Dataset content:
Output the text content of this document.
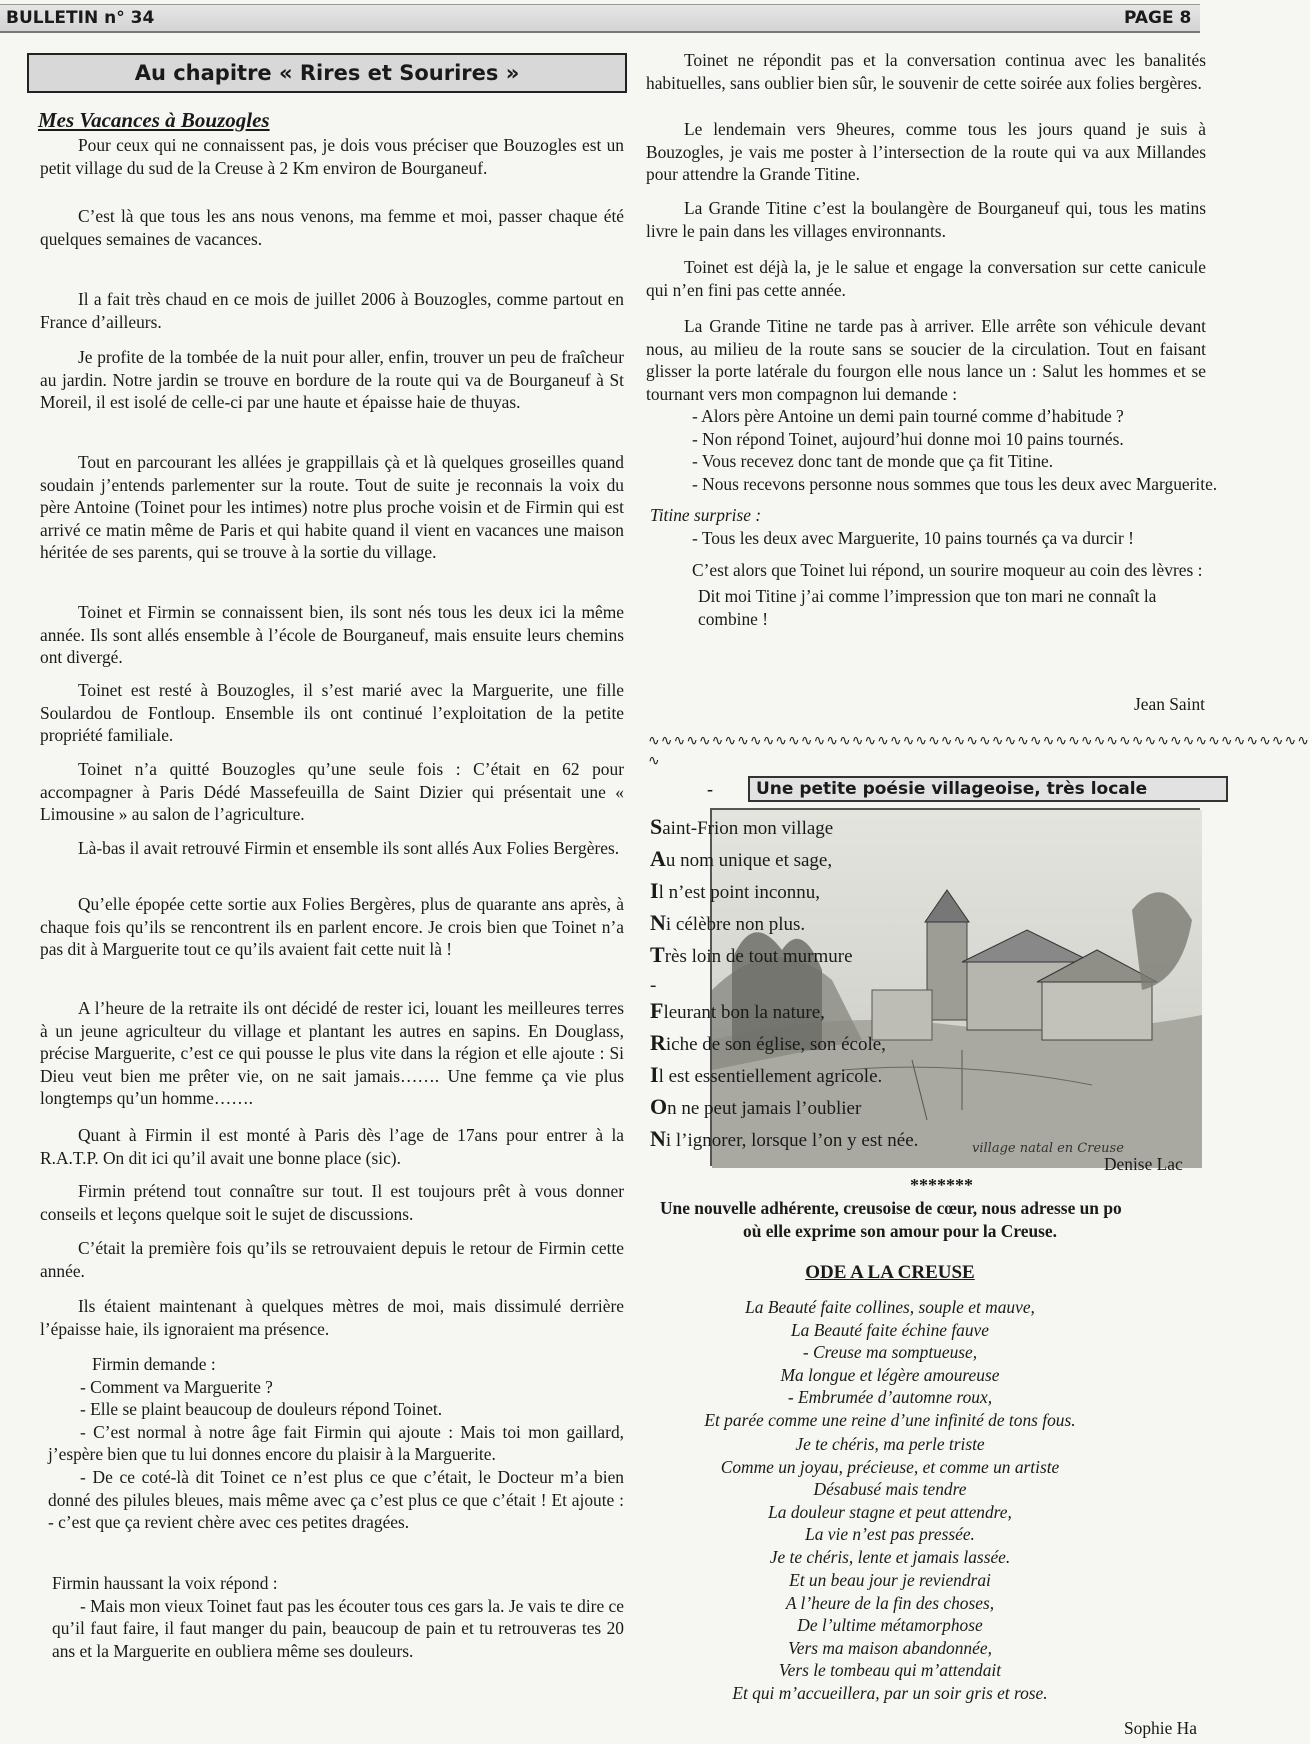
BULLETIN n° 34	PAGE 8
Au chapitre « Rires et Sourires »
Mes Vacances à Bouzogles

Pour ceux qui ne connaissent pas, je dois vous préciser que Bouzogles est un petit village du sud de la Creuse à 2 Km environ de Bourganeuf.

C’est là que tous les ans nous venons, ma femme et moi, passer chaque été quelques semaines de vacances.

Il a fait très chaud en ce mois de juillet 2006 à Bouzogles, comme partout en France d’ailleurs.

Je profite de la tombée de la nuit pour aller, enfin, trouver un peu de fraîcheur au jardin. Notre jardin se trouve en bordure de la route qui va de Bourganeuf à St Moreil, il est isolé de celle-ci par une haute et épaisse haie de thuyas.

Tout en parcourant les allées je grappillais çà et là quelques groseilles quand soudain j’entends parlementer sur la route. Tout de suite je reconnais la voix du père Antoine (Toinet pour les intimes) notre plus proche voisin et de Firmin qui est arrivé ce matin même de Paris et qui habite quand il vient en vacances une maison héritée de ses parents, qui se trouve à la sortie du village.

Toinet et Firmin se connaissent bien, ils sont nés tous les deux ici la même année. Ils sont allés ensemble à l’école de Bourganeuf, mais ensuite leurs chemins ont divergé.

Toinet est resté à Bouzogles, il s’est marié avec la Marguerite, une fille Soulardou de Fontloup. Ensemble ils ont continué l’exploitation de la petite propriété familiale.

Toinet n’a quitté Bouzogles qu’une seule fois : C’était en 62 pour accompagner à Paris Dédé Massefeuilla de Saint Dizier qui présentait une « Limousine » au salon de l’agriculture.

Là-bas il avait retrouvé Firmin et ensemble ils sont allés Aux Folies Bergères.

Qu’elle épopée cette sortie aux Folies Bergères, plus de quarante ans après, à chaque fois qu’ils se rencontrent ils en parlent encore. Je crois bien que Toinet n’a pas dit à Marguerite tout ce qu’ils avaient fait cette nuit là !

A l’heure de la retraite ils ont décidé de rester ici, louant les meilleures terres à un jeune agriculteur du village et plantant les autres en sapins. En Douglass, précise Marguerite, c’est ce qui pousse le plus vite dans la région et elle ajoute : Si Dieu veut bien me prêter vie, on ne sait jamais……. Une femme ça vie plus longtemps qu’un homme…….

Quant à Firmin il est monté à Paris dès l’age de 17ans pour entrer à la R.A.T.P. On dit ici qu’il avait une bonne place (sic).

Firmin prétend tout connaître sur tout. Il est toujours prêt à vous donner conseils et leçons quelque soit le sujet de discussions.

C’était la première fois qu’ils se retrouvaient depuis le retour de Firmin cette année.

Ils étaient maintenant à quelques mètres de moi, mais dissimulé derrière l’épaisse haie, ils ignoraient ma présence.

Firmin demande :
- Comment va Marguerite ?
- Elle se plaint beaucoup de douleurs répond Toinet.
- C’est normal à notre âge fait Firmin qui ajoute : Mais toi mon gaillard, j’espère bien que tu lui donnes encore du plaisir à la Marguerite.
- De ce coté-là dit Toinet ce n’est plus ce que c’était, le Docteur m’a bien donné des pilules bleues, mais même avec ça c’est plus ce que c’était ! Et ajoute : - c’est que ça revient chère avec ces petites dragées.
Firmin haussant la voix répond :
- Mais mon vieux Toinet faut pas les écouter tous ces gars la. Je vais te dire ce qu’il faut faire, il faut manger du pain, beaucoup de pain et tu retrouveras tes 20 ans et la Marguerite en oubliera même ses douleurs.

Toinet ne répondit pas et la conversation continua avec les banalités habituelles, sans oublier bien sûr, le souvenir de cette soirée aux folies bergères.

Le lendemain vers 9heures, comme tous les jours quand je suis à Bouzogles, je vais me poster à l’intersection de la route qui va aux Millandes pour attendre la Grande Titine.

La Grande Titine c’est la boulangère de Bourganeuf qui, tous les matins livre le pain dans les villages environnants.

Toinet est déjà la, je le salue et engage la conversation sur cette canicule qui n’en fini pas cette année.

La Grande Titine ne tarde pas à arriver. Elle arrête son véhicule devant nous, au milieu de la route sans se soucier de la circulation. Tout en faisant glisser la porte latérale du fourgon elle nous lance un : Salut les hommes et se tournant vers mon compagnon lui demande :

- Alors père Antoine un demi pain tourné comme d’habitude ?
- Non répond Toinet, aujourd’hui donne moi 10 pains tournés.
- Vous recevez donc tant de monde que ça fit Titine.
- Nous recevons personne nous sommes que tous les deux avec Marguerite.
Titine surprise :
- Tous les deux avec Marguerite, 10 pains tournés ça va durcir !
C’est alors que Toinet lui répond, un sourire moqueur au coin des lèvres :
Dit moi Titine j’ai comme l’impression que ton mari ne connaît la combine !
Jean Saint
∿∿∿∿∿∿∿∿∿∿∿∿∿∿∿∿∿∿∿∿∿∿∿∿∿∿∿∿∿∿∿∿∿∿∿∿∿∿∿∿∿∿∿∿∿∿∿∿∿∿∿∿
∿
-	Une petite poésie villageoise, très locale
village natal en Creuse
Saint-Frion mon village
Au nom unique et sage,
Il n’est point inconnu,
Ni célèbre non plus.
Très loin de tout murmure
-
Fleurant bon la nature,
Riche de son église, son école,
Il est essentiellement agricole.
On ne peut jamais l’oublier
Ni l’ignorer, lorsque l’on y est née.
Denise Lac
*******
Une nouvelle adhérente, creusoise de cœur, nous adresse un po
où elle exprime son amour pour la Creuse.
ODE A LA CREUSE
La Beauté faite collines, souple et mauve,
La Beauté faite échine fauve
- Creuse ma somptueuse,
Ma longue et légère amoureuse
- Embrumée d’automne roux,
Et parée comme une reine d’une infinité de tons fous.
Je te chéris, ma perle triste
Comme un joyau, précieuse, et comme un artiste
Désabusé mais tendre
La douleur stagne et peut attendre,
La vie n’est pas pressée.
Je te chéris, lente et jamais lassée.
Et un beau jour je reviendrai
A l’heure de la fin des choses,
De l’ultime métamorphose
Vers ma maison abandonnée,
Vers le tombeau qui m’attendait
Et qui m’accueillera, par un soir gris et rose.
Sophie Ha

* * *

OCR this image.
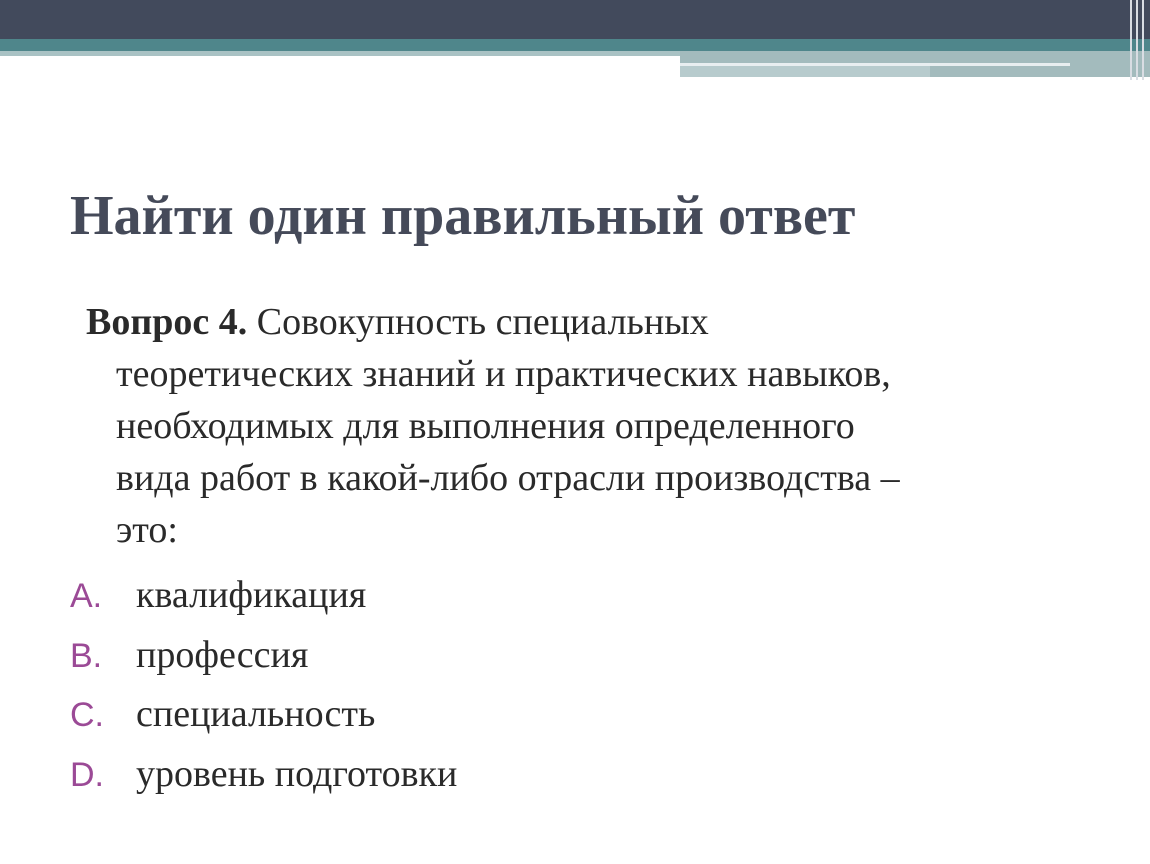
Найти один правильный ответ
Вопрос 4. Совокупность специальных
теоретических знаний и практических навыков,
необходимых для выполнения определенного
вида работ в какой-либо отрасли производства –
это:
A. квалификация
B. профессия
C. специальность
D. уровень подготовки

--

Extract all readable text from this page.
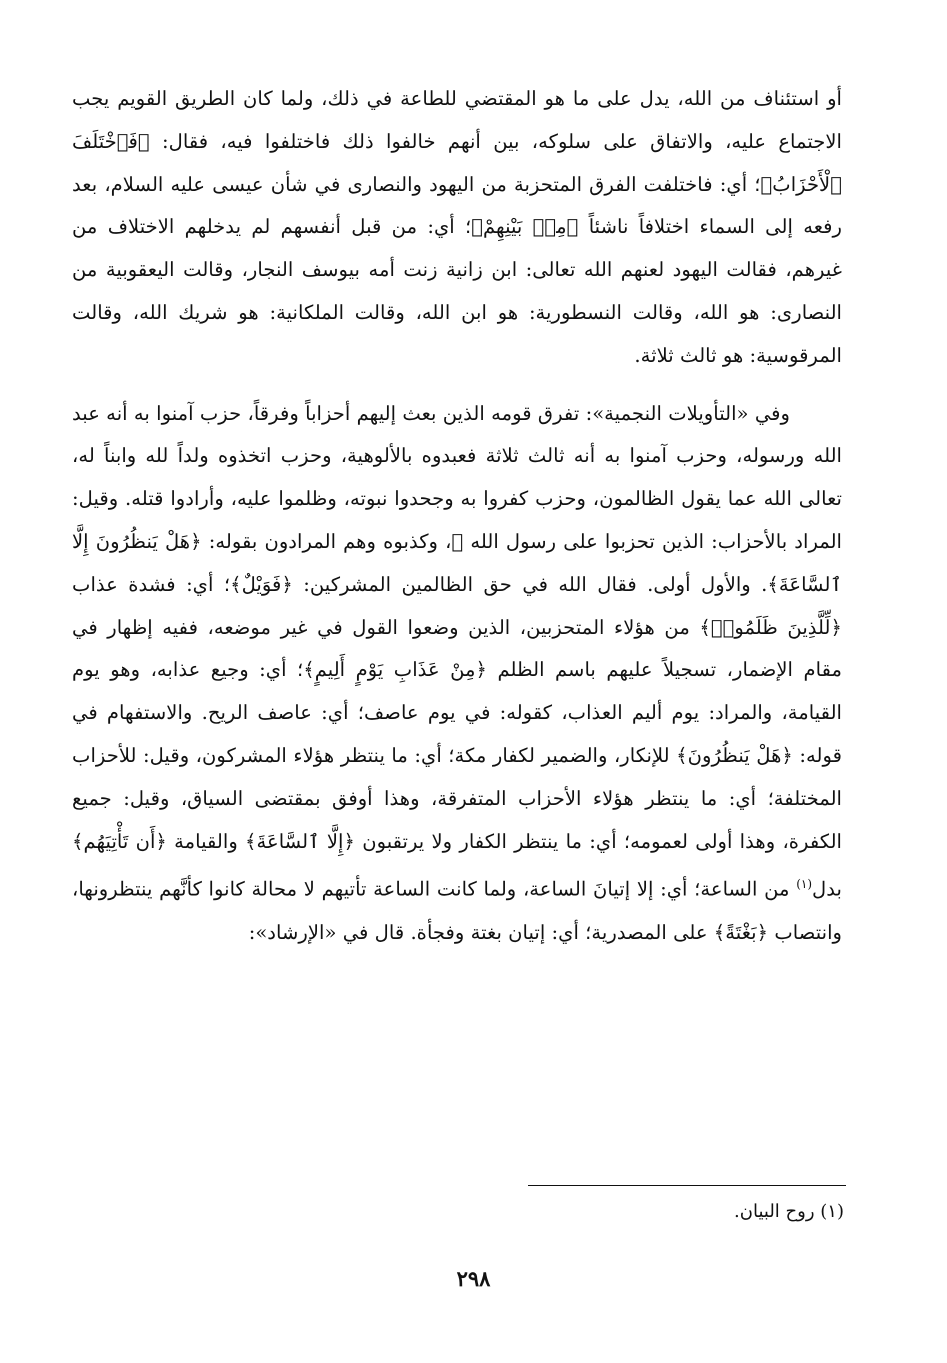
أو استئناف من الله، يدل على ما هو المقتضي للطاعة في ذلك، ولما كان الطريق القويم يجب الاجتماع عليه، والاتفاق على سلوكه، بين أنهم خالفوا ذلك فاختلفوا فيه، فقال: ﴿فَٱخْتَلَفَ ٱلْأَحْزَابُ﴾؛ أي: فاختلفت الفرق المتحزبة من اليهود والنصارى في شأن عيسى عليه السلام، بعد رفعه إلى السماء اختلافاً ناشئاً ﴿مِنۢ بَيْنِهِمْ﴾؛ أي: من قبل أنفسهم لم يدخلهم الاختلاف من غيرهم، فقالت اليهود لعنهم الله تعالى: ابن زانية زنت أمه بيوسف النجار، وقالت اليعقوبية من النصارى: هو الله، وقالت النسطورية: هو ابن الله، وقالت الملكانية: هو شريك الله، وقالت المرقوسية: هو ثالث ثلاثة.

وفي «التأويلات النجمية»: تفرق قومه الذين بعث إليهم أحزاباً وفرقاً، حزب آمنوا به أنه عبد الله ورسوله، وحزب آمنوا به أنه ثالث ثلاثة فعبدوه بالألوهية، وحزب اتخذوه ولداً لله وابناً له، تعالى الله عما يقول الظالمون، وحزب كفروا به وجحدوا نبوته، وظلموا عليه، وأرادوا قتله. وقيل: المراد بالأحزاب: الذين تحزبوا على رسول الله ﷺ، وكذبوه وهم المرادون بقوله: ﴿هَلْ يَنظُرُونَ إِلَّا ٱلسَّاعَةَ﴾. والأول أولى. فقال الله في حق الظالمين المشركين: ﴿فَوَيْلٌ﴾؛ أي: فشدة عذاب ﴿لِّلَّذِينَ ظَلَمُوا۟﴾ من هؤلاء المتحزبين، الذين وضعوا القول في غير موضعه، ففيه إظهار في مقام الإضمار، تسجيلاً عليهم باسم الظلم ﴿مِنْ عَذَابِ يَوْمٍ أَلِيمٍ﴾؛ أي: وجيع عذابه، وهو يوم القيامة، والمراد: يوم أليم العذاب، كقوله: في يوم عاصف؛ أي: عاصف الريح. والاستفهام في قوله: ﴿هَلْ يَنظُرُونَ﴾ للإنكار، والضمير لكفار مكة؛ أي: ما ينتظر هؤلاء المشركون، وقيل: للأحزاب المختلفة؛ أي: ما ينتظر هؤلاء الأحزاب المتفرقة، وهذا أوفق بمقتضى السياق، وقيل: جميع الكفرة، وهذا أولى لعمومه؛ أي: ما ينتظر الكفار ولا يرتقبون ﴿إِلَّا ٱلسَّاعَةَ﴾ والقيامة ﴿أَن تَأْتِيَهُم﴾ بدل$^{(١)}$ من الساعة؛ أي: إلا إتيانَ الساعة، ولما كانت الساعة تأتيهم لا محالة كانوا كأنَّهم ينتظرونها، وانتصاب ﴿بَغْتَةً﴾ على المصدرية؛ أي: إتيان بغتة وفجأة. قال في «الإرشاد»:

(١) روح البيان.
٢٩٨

Task details: Check each line above for the string "text", then copy the ones that have it.

Result of the exercise:
Output the text content of this document.
Extract all readable text from this page.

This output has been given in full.